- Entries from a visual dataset
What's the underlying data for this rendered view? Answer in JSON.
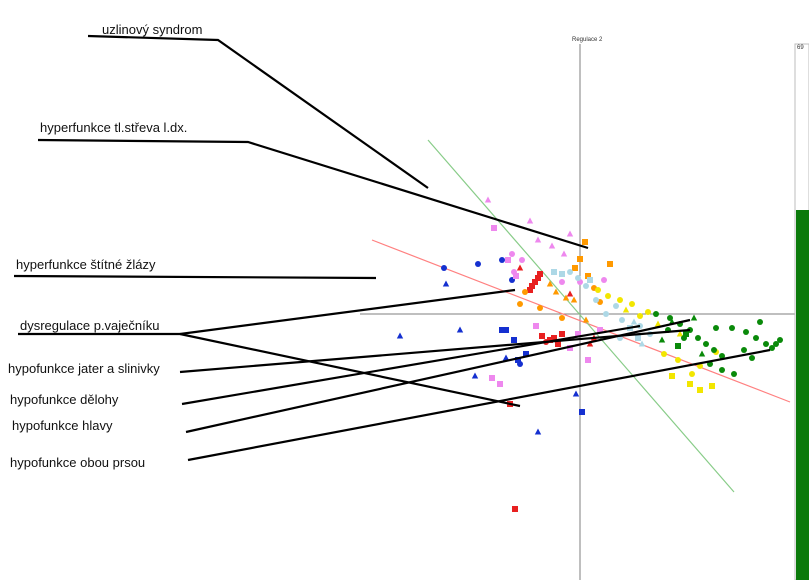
{
  "chart_data": {
    "type": "scatter",
    "axis_title": "Regulace 2",
    "grid": false,
    "side_bar_label": "69",
    "side_bar_color": "#0a7a0a",
    "trend_lines": [
      {
        "color": "#ff8080"
      },
      {
        "color": "#88cc88"
      }
    ],
    "annotations": [
      "uzlinový syndrom",
      "hyperfunkce tl.střeva l.dx.",
      "hyperfunkce štítné žlázy",
      "dysregulace p.vaječníku",
      "hypofunkce jater a slinivky",
      "hypofunkce dělohy",
      "hypofunkce hlavy",
      "hypofunkce obou prsou"
    ],
    "series": [
      {
        "color": "#e82020",
        "points": [
          {
            "x": -0.45,
            "y": 0.32,
            "m": "square"
          },
          {
            "x": -0.48,
            "y": 0.28,
            "m": "square"
          },
          {
            "x": -0.42,
            "y": 0.36,
            "m": "square"
          },
          {
            "x": -0.5,
            "y": 0.24,
            "m": "square"
          },
          {
            "x": -0.4,
            "y": 0.4,
            "m": "square"
          },
          {
            "x": -0.38,
            "y": -0.22,
            "m": "square"
          },
          {
            "x": -0.3,
            "y": -0.26,
            "m": "square"
          },
          {
            "x": -0.26,
            "y": -0.24,
            "m": "square"
          },
          {
            "x": -0.22,
            "y": -0.3,
            "m": "square"
          },
          {
            "x": -0.18,
            "y": -0.2,
            "m": "square"
          },
          {
            "x": -0.7,
            "y": -0.9,
            "m": "square"
          },
          {
            "x": -0.65,
            "y": -1.95,
            "m": "square"
          },
          {
            "x": -0.34,
            "y": -0.28,
            "m": "circle"
          },
          {
            "x": -0.1,
            "y": 0.2,
            "m": "triangle"
          },
          {
            "x": 0.1,
            "y": -0.3,
            "m": "triangle"
          },
          {
            "x": 0.14,
            "y": -0.24,
            "m": "triangle"
          },
          {
            "x": -0.6,
            "y": 0.46,
            "m": "triangle"
          }
        ]
      },
      {
        "color": "#ff9900",
        "points": [
          {
            "x": 0.05,
            "y": 0.72,
            "m": "square"
          },
          {
            "x": 0.3,
            "y": 0.5,
            "m": "square"
          },
          {
            "x": 0.0,
            "y": 0.55,
            "m": "square"
          },
          {
            "x": -0.05,
            "y": 0.46,
            "m": "square"
          },
          {
            "x": 0.08,
            "y": 0.38,
            "m": "square"
          },
          {
            "x": -0.3,
            "y": 0.3,
            "m": "triangle"
          },
          {
            "x": -0.24,
            "y": 0.22,
            "m": "triangle"
          },
          {
            "x": -0.14,
            "y": 0.16,
            "m": "triangle"
          },
          {
            "x": -0.06,
            "y": 0.14,
            "m": "triangle"
          },
          {
            "x": -0.55,
            "y": 0.22,
            "m": "circle"
          },
          {
            "x": -0.6,
            "y": 0.1,
            "m": "circle"
          },
          {
            "x": -0.4,
            "y": 0.06,
            "m": "circle"
          },
          {
            "x": 0.14,
            "y": 0.26,
            "m": "circle"
          },
          {
            "x": 0.2,
            "y": 0.12,
            "m": "circle"
          },
          {
            "x": -0.18,
            "y": -0.04,
            "m": "circle"
          },
          {
            "x": 0.06,
            "y": -0.06,
            "m": "triangle"
          }
        ]
      },
      {
        "color": "#1530d0",
        "points": [
          {
            "x": -1.36,
            "y": 0.46,
            "m": "circle"
          },
          {
            "x": -1.02,
            "y": 0.5,
            "m": "circle"
          },
          {
            "x": -0.78,
            "y": 0.54,
            "m": "circle"
          },
          {
            "x": -0.68,
            "y": 0.34,
            "m": "circle"
          },
          {
            "x": -1.34,
            "y": 0.3,
            "m": "triangle"
          },
          {
            "x": -0.78,
            "y": -0.16,
            "m": "square"
          },
          {
            "x": -0.74,
            "y": -0.16,
            "m": "square"
          },
          {
            "x": -0.66,
            "y": -0.26,
            "m": "square"
          },
          {
            "x": -0.62,
            "y": -0.46,
            "m": "square"
          },
          {
            "x": -0.54,
            "y": -0.4,
            "m": "square"
          },
          {
            "x": -0.74,
            "y": -0.44,
            "m": "triangle"
          },
          {
            "x": -1.2,
            "y": -0.16,
            "m": "triangle"
          },
          {
            "x": -1.8,
            "y": -0.22,
            "m": "triangle"
          },
          {
            "x": -0.04,
            "y": -0.8,
            "m": "triangle"
          },
          {
            "x": -0.42,
            "y": -1.18,
            "m": "triangle"
          },
          {
            "x": -1.05,
            "y": -0.62,
            "m": "triangle"
          },
          {
            "x": 0.02,
            "y": -0.98,
            "m": "square"
          },
          {
            "x": -0.6,
            "y": -0.5,
            "m": "circle"
          }
        ]
      },
      {
        "color": "#ee88ee",
        "points": [
          {
            "x": -0.92,
            "y": 1.14,
            "m": "triangle"
          },
          {
            "x": -0.5,
            "y": 0.93,
            "m": "triangle"
          },
          {
            "x": -0.42,
            "y": 0.74,
            "m": "triangle"
          },
          {
            "x": -0.28,
            "y": 0.68,
            "m": "triangle"
          },
          {
            "x": -0.1,
            "y": 0.8,
            "m": "triangle"
          },
          {
            "x": -0.16,
            "y": 0.6,
            "m": "triangle"
          },
          {
            "x": -0.58,
            "y": 0.54,
            "m": "circle"
          },
          {
            "x": -0.66,
            "y": 0.42,
            "m": "circle"
          },
          {
            "x": -0.86,
            "y": 0.86,
            "m": "square"
          },
          {
            "x": -0.72,
            "y": 0.54,
            "m": "square"
          },
          {
            "x": -0.64,
            "y": 0.38,
            "m": "square"
          },
          {
            "x": -0.44,
            "y": -0.12,
            "m": "square"
          },
          {
            "x": -0.1,
            "y": -0.34,
            "m": "square"
          },
          {
            "x": -0.02,
            "y": -0.2,
            "m": "square"
          },
          {
            "x": 0.2,
            "y": -0.16,
            "m": "square"
          },
          {
            "x": 0.08,
            "y": -0.46,
            "m": "square"
          },
          {
            "x": -0.8,
            "y": -0.7,
            "m": "square"
          },
          {
            "x": -0.88,
            "y": -0.64,
            "m": "square"
          },
          {
            "x": -0.68,
            "y": 0.6,
            "m": "circle"
          },
          {
            "x": -0.18,
            "y": 0.32,
            "m": "circle"
          },
          {
            "x": 0.0,
            "y": 0.32,
            "m": "circle"
          },
          {
            "x": 0.24,
            "y": 0.34,
            "m": "circle"
          }
        ]
      },
      {
        "color": "#add8e6",
        "points": [
          {
            "x": -0.1,
            "y": 0.42,
            "m": "circle"
          },
          {
            "x": -0.02,
            "y": 0.36,
            "m": "circle"
          },
          {
            "x": 0.06,
            "y": 0.28,
            "m": "circle"
          },
          {
            "x": 0.16,
            "y": 0.14,
            "m": "circle"
          },
          {
            "x": 0.26,
            "y": 0.0,
            "m": "circle"
          },
          {
            "x": 0.36,
            "y": 0.08,
            "m": "circle"
          },
          {
            "x": 0.42,
            "y": -0.06,
            "m": "circle"
          },
          {
            "x": 0.6,
            "y": -0.12,
            "m": "circle"
          },
          {
            "x": 0.7,
            "y": -0.2,
            "m": "circle"
          },
          {
            "x": -0.26,
            "y": 0.42,
            "m": "square"
          },
          {
            "x": -0.18,
            "y": 0.4,
            "m": "square"
          },
          {
            "x": 0.1,
            "y": 0.34,
            "m": "square"
          },
          {
            "x": 0.5,
            "y": -0.14,
            "m": "square"
          },
          {
            "x": 0.58,
            "y": -0.24,
            "m": "square"
          },
          {
            "x": 0.62,
            "y": -0.3,
            "m": "triangle"
          },
          {
            "x": 0.54,
            "y": -0.08,
            "m": "triangle"
          },
          {
            "x": 0.4,
            "y": -0.24,
            "m": "circle"
          }
        ]
      },
      {
        "color": "#f2e600",
        "points": [
          {
            "x": 0.18,
            "y": 0.24,
            "m": "circle"
          },
          {
            "x": 0.28,
            "y": 0.18,
            "m": "circle"
          },
          {
            "x": 0.4,
            "y": 0.14,
            "m": "circle"
          },
          {
            "x": 0.52,
            "y": 0.1,
            "m": "circle"
          },
          {
            "x": 0.6,
            "y": -0.02,
            "m": "circle"
          },
          {
            "x": 0.68,
            "y": 0.02,
            "m": "circle"
          },
          {
            "x": 0.84,
            "y": -0.4,
            "m": "circle"
          },
          {
            "x": 0.98,
            "y": -0.46,
            "m": "circle"
          },
          {
            "x": 1.12,
            "y": -0.6,
            "m": "circle"
          },
          {
            "x": 1.2,
            "y": -0.52,
            "m": "circle"
          },
          {
            "x": 1.36,
            "y": -0.38,
            "m": "circle"
          },
          {
            "x": 1.1,
            "y": -0.7,
            "m": "square"
          },
          {
            "x": 1.2,
            "y": -0.76,
            "m": "square"
          },
          {
            "x": 1.32,
            "y": -0.72,
            "m": "square"
          },
          {
            "x": 0.92,
            "y": -0.62,
            "m": "square"
          },
          {
            "x": 0.46,
            "y": 0.04,
            "m": "triangle"
          },
          {
            "x": 0.78,
            "y": -0.1,
            "m": "triangle"
          },
          {
            "x": 1.0,
            "y": -0.2,
            "m": "triangle"
          }
        ]
      },
      {
        "color": "#0a8a0a",
        "points": [
          {
            "x": 0.76,
            "y": 0.0,
            "m": "circle"
          },
          {
            "x": 0.9,
            "y": -0.04,
            "m": "circle"
          },
          {
            "x": 1.0,
            "y": -0.1,
            "m": "circle"
          },
          {
            "x": 1.1,
            "y": -0.16,
            "m": "circle"
          },
          {
            "x": 1.18,
            "y": -0.24,
            "m": "circle"
          },
          {
            "x": 1.26,
            "y": -0.3,
            "m": "circle"
          },
          {
            "x": 1.34,
            "y": -0.36,
            "m": "circle"
          },
          {
            "x": 1.42,
            "y": -0.42,
            "m": "circle"
          },
          {
            "x": 1.52,
            "y": -0.14,
            "m": "circle"
          },
          {
            "x": 1.66,
            "y": -0.18,
            "m": "circle"
          },
          {
            "x": 1.76,
            "y": -0.24,
            "m": "circle"
          },
          {
            "x": 1.86,
            "y": -0.3,
            "m": "circle"
          },
          {
            "x": 1.92,
            "y": -0.34,
            "m": "circle"
          },
          {
            "x": 1.96,
            "y": -0.3,
            "m": "circle"
          },
          {
            "x": 2.0,
            "y": -0.26,
            "m": "circle"
          },
          {
            "x": 1.64,
            "y": -0.36,
            "m": "circle"
          },
          {
            "x": 1.3,
            "y": -0.5,
            "m": "circle"
          },
          {
            "x": 1.42,
            "y": -0.56,
            "m": "circle"
          },
          {
            "x": 1.54,
            "y": -0.6,
            "m": "circle"
          },
          {
            "x": 1.04,
            "y": -0.24,
            "m": "circle"
          },
          {
            "x": 0.88,
            "y": -0.16,
            "m": "circle"
          },
          {
            "x": 0.98,
            "y": -0.32,
            "m": "square"
          },
          {
            "x": 1.06,
            "y": -0.2,
            "m": "square"
          },
          {
            "x": 0.82,
            "y": -0.26,
            "m": "triangle"
          },
          {
            "x": 0.92,
            "y": -0.08,
            "m": "triangle"
          },
          {
            "x": 1.14,
            "y": -0.04,
            "m": "triangle"
          },
          {
            "x": 1.22,
            "y": -0.4,
            "m": "triangle"
          },
          {
            "x": 1.36,
            "y": -0.14,
            "m": "circle"
          },
          {
            "x": 1.8,
            "y": -0.08,
            "m": "circle"
          },
          {
            "x": 1.72,
            "y": -0.44,
            "m": "circle"
          }
        ]
      }
    ]
  }
}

- WHAT THE EXERCISE ASKS
Say, as a number only, how many lines of the data contain "hypofunkce".

- OUTPUT FOR THIS EXERCISE
4